* _Records shown_:
_ _ _ _ _ _ _
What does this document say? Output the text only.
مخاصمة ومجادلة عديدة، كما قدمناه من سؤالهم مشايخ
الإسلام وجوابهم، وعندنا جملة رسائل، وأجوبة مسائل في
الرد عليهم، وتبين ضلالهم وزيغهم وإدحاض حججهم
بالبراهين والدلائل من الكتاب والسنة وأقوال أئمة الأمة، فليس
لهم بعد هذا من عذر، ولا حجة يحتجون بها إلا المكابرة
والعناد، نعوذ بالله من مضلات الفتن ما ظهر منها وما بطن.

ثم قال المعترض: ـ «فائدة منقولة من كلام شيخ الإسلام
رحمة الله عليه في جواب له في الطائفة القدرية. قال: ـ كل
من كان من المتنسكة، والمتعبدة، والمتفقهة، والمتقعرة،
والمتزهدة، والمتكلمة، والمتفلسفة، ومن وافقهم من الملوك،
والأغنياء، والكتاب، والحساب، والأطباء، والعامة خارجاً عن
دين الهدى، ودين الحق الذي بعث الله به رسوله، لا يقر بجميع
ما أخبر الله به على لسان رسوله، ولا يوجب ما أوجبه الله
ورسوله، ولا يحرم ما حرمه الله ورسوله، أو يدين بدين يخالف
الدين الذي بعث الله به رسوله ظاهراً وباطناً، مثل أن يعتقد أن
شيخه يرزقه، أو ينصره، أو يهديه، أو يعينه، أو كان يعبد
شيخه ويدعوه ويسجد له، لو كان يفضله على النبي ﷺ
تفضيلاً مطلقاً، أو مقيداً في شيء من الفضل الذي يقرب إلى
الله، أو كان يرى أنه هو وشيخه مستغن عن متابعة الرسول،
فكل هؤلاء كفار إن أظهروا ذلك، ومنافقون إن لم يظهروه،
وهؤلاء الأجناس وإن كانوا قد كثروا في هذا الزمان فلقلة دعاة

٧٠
_ _ _ _ _ _ _
* _Task description_: Each record must be returned exactly as it is written.

* _Problem solution_:
What does this document say? Output the text only.
مخاصمة ومجادلة عديدة، كما قدمناه من سؤالهم مشايخ
الإسلام وجوابهم، وعندنا جملة رسائل، وأجوبة مسائل في
الرد عليهم، وتبين ضلالهم وزيغهم وإدحاض حججهم
بالبراهين والدلائل من الكتاب والسنة وأقوال أئمة الأمة، فليس
لهم بعد هذا من عذر، ولا حجة يحتجون بها إلا المكابرة
والعناد، نعوذ بالله من مضلات الفتن ما ظهر منها وما بطن.

ثم قال المعترض: ـ «فائدة منقولة من كلام شيخ الإسلام
رحمة الله عليه في جواب له في الطائفة القدرية. قال: ـ كل
من كان من المتنسكة، والمتعبدة، والمتفقهة، والمتقعرة،
والمتزهدة، والمتكلمة، والمتفلسفة، ومن وافقهم من الملوك،
والأغنياء، والكتاب، والحساب، والأطباء، والعامة خارجاً عن
دين الهدى، ودين الحق الذي بعث الله به رسوله، لا يقر بجميع
ما أخبر الله به على لسان رسوله، ولا يوجب ما أوجبه الله
ورسوله، ولا يحرم ما حرمه الله ورسوله، أو يدين بدين يخالف
الدين الذي بعث الله به رسوله ظاهراً وباطناً، مثل أن يعتقد أن
شيخه يرزقه، أو ينصره، أو يهديه، أو يعينه، أو كان يعبد
شيخه ويدعوه ويسجد له، لو كان يفضله على النبي ﷺ
تفضيلاً مطلقاً، أو مقيداً في شيء من الفضل الذي يقرب إلى
الله، أو كان يرى أنه هو وشيخه مستغن عن متابعة الرسول،
فكل هؤلاء كفار إن أظهروا ذلك، ومنافقون إن لم يظهروه،
وهؤلاء الأجناس وإن كانوا قد كثروا في هذا الزمان فلقلة دعاة

٧٠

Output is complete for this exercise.